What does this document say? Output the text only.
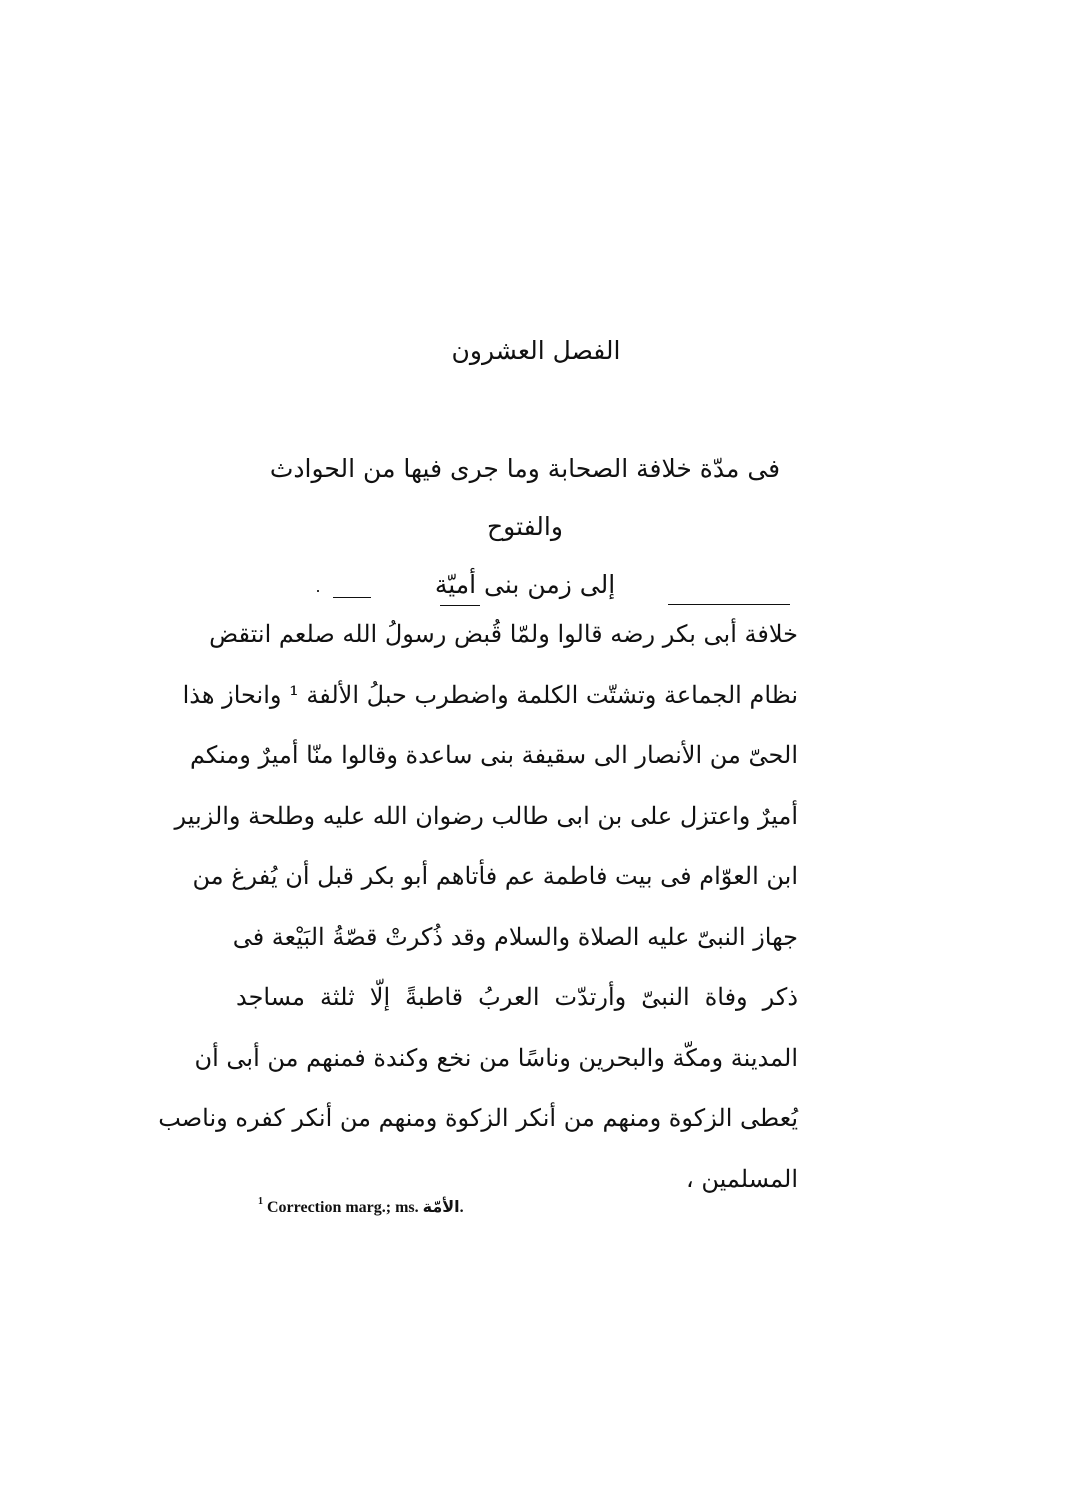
الفصل العشرون
فى مدّة خلافة الصحابة وما جرى فيها من الحوادث والفتوح
إلى زمن بنى أميّة
خلافة أبى بكر رضه قالوا ولمّا قُبض رسولُ الله صلعم انتقض
نظام الجماعة وتشتّت الكلمة واضطرب حبلُ الألفة ¹ وانحاز هذا
الحىّ من الأنصار الى سقيفة بنى ساعدة وقالوا منّا أميرٌ ومنكم
أميرٌ واعتزل على بن ابى طالب رضوان الله عليه وطلحة والزبير
ابن العوّام فى بيت فاطمة عم فأتاهم أبو بكر قبل أن يُفرغ من
جهاز النبىّ عليه الصلاة والسلام وقد ذُكرتْ قصّةُ البَيْعة فى
ذكر وفاة النبىّ وأرتدّت العربُ قاطبةً إلّا ثلثة مساجد
المدينة ومكّة والبحرين وناسًا من نخع وكندة فمنهم من أبى أن
يُعطى الزكوة ومنهم من أنكر الزكوة ومنهم من أنكر كفره وناصب
المسلمين ،
$^1$ Correction marg.; ms. الأمّة.
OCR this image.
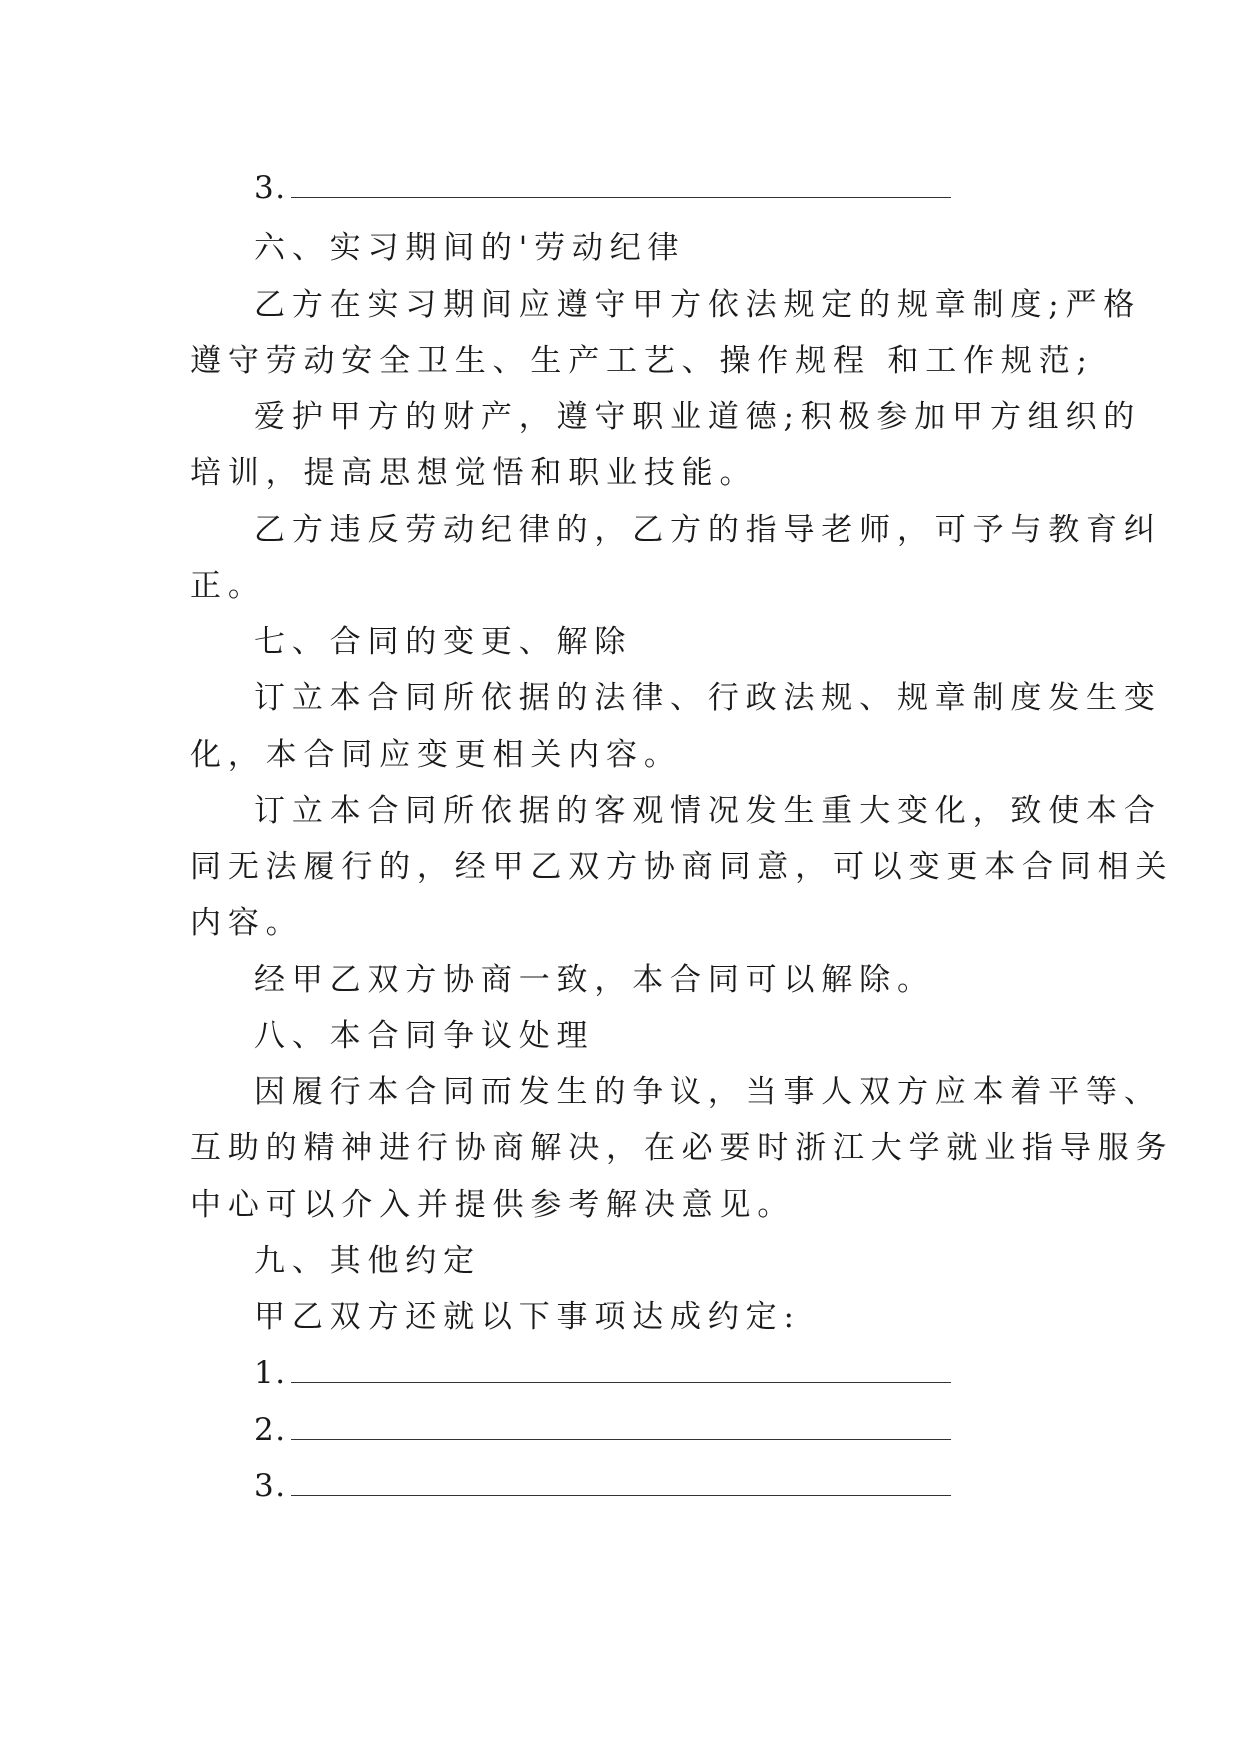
3.
六、实习期间的'劳动纪律
乙方在实习期间应遵守甲方依法规定的规章制度;严格
遵守劳动安全卫生、生产工艺、操作规程 和工作规范;
爱护甲方的财产，遵守职业道德;积极参加甲方组织的
培训，提高思想觉悟和职业技能。
乙方违反劳动纪律的，乙方的指导老师，可予与教育纠
正。
七、合同的变更、解除
订立本合同所依据的法律、行政法规、规章制度发生变
化，本合同应变更相关内容。
订立本合同所依据的客观情况发生重大变化，致使本合
同无法履行的，经甲乙双方协商同意，可以变更本合同相关
内容。
经甲乙双方协商一致，本合同可以解除。
八、本合同争议处理
因履行本合同而发生的争议，当事人双方应本着平等、
互助的精神进行协商解决，在必要时浙江大学就业指导服务
中心可以介入并提供参考解决意见。
九、其他约定
甲乙双方还就以下事项达成约定:
1.
2.
3.
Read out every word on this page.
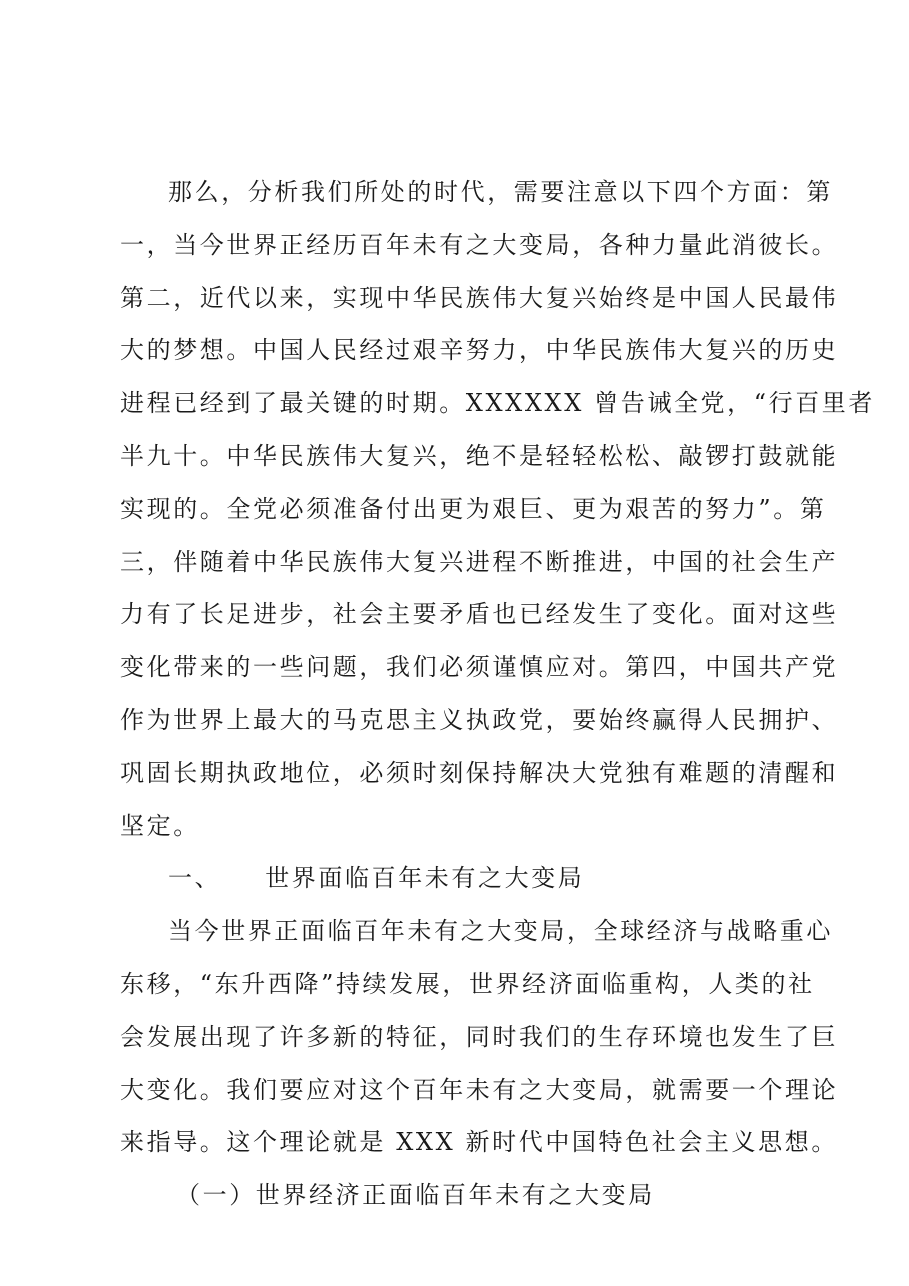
那么，分析我们所处的时代，需要注意以下四个方面：第
一，当今世界正经历百年未有之大变局，各种力量此消彼长。
第二，近代以来，实现中华民族伟大复兴始终是中国人民最伟
大的梦想。中国人民经过艰辛努力，中华民族伟大复兴的历史
进程已经到了最关键的时期。XXXXXX 曾告诫全党，“行百里者
半九十。中华民族伟大复兴，绝不是轻轻松松、敲锣打鼓就能
实现的。全党必须准备付出更为艰巨、更为艰苦的努力”。第
三，伴随着中华民族伟大复兴进程不断推进，中国的社会生产
力有了长足进步，社会主要矛盾也已经发生了变化。面对这些
变化带来的一些问题，我们必须谨慎应对。第四，中国共产党
作为世界上最大的马克思主义执政党，要始终赢得人民拥护、
巩固长期执政地位，必须时刻保持解决大党独有难题的清醒和
坚定。
一、 世界面临百年未有之大变局
当今世界正面临百年未有之大变局，全球经济与战略重心
东移，“东升西降”持续发展，世界经济面临重构，人类的社
会发展出现了许多新的特征，同时我们的生存环境也发生了巨
大变化。我们要应对这个百年未有之大变局，就需要一个理论
来指导。这个理论就是 XXX 新时代中国特色社会主义思想。
（一）世界经济正面临百年未有之大变局
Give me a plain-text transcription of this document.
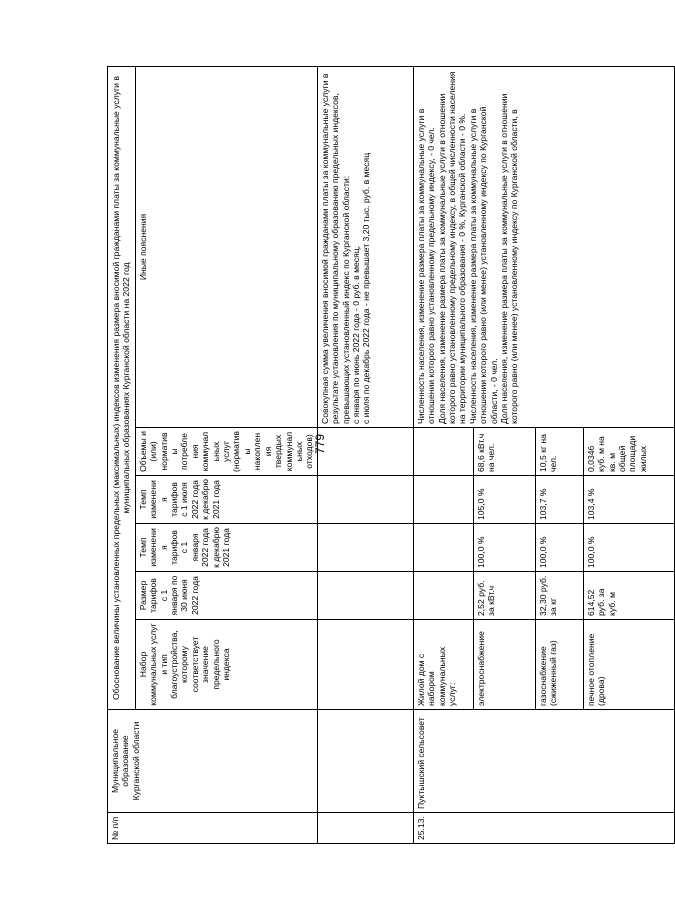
779
№ п/п	Муниципальное образование Курганской области	Обоснование величины установленных предельных (максимальных) индексов изменения размера вносимой гражданами платы за коммунальные услуги в муниципальных образованиях Курганской области на 2022 год					
		Набор коммунальных услуг и тип благоустройства, которому соответствует значение предельного индекса	Размер тарифов с 1 января по 30 июня 2022 года	Темп изменения тарифов с 1 января 2022 года к декабрю 2021 года	Темп изменения тарифов с 1 июля 2022 года к декабрю 2021 года	Объемы и (или) нормативы потребления коммунальных услуг (нормативы накопления твердых коммунальных отходов)	Иные пояснения
							Совокупная сумма увеличения вносимой гражданами платы за коммунальные услуги в результате установления по муниципальному образованию предельных индексов, превышающих установленный индекс по Курганской области:
с января по июнь 2022 года - 0 руб. в месяц,
с июля по декабрь 2022 года - не превышает 3,20 тыс. руб. в месяц
25.13.	Пуктышский сельсовет	Жилой дом с набором коммунальных услуг:					Численность населения, изменение размера платы за коммунальные услуги в отношении которого равно установленному предельному индексу, - 0 чел.
Доля населения, изменение размера платы за коммунальные услуги в отношении которого равно установленному предельному индексу, в общей численности населения на территории муниципального образования - 0 %, Курганской области - 0 %.
Численность населения, изменение размера платы за коммунальные услуги в отношении которого равно (или менее) установленному индексу по Курганской области, - 0 чел.
Доля населения, изменение размера платы за коммунальные услуги в отношении которого равно (или менее) установленному индексу по Курганской области, в
		электроснабжение	2,52 руб. за кВт.ч	100,0 %	105,0 %	68,6 кВт.ч на чел.	
		газоснабжение (сжиженный газ)	32,30 руб. за кг	100,0 %	103,7 %	10,5 кг на чел.	
		печное отопление (дрова)	614,52 руб. за куб. м	100,0 %	103,4 %	0,0346 куб. м на кв. м общей площади жилых	
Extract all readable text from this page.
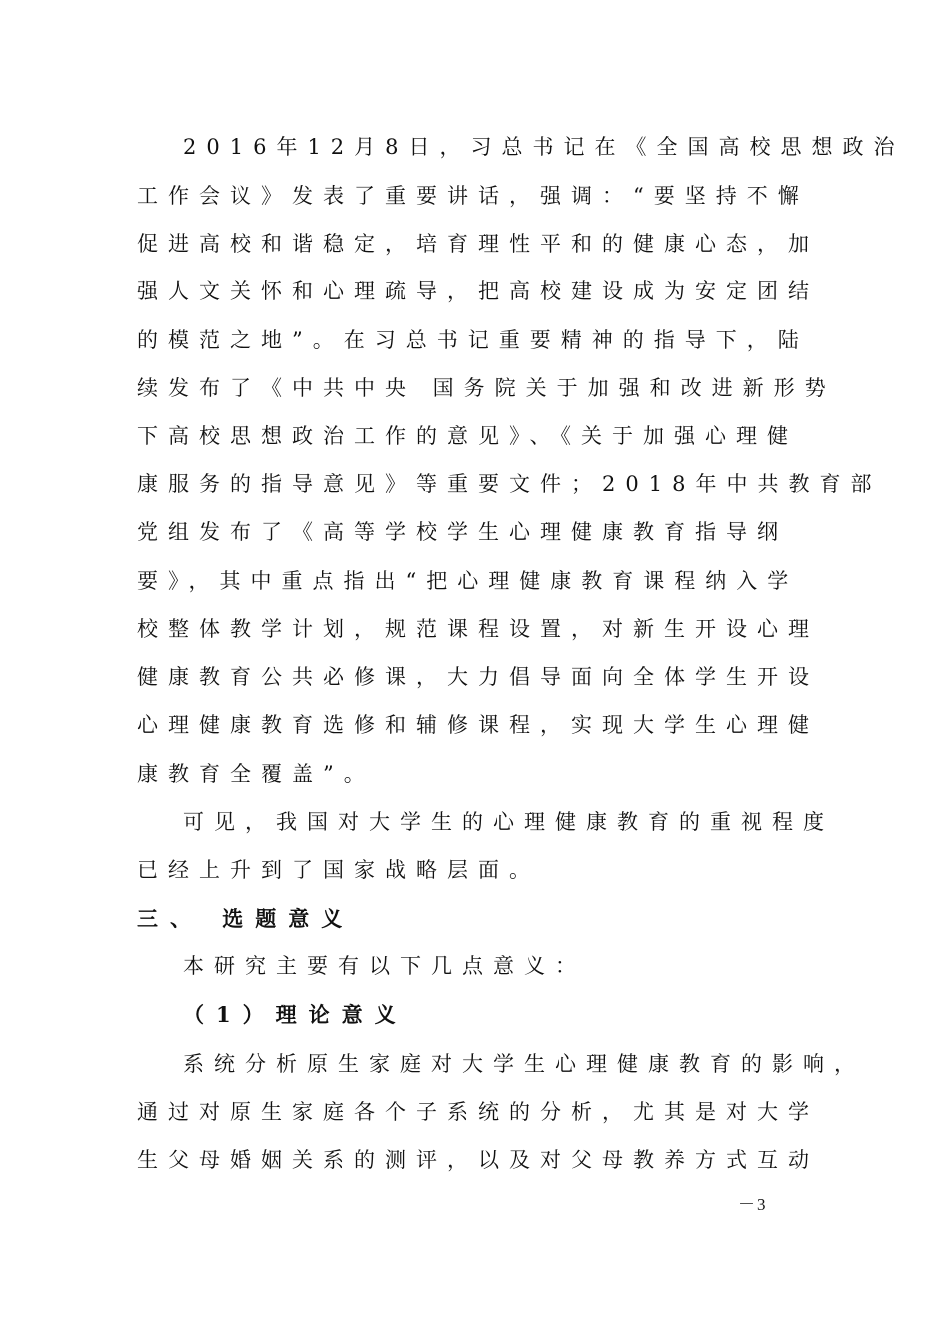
2016年12月8日，习总书记在《全国高校思想政治
工作会议》发表了重要讲话，强调：“要坚持不懈
促进高校和谐稳定，培育理性平和的健康心态，加
强人文关怀和心理疏导，把高校建设成为安定团结
的模范之地”。在习总书记重要精神的指导下，陆
续发布了《中共中央 国务院关于加强和改进新形势
下高校思想政治工作的意见》、《关于加强心理健
康服务的指导意见》等重要文件；2018年中共教育部
党组发布了《高等学校学生心理健康教育指导纲
要》，其中重点指出“把心理健康教育课程纳入学
校整体教学计划，规范课程设置，对新生开设心理
健康教育公共必修课，大力倡导面向全体学生开设
心理健康教育选修和辅修课程，实现大学生心理健
康教育全覆盖”。
可见，我国对大学生的心理健康教育的重视程度
已经上升到了国家战略层面。
三、 选题意义
本研究主要有以下几点意义：
（1）理论意义
系统分析原生家庭对大学生心理健康教育的影响，
通过对原生家庭各个子系统的分析，尤其是对大学
生父母婚姻关系的测评，以及对父母教养方式互动
－3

# # # #

### EXERCISE OBJECTIVE
Above are the records; copy every line in them that holds the word "общей".

### FULL RESPONSE
Доля населения, изменение размера платы за коммунальные услуги в отношении которого равно установленному предельному индексу, в общей численности населения на территории муниципального образования - 0 %, Курганской области - 0 %.
		печное отопление (дрова)	614,52 руб. за куб. м	100,0 %	103,4 %	0,0346 куб. м на кв. м общей площади жилых	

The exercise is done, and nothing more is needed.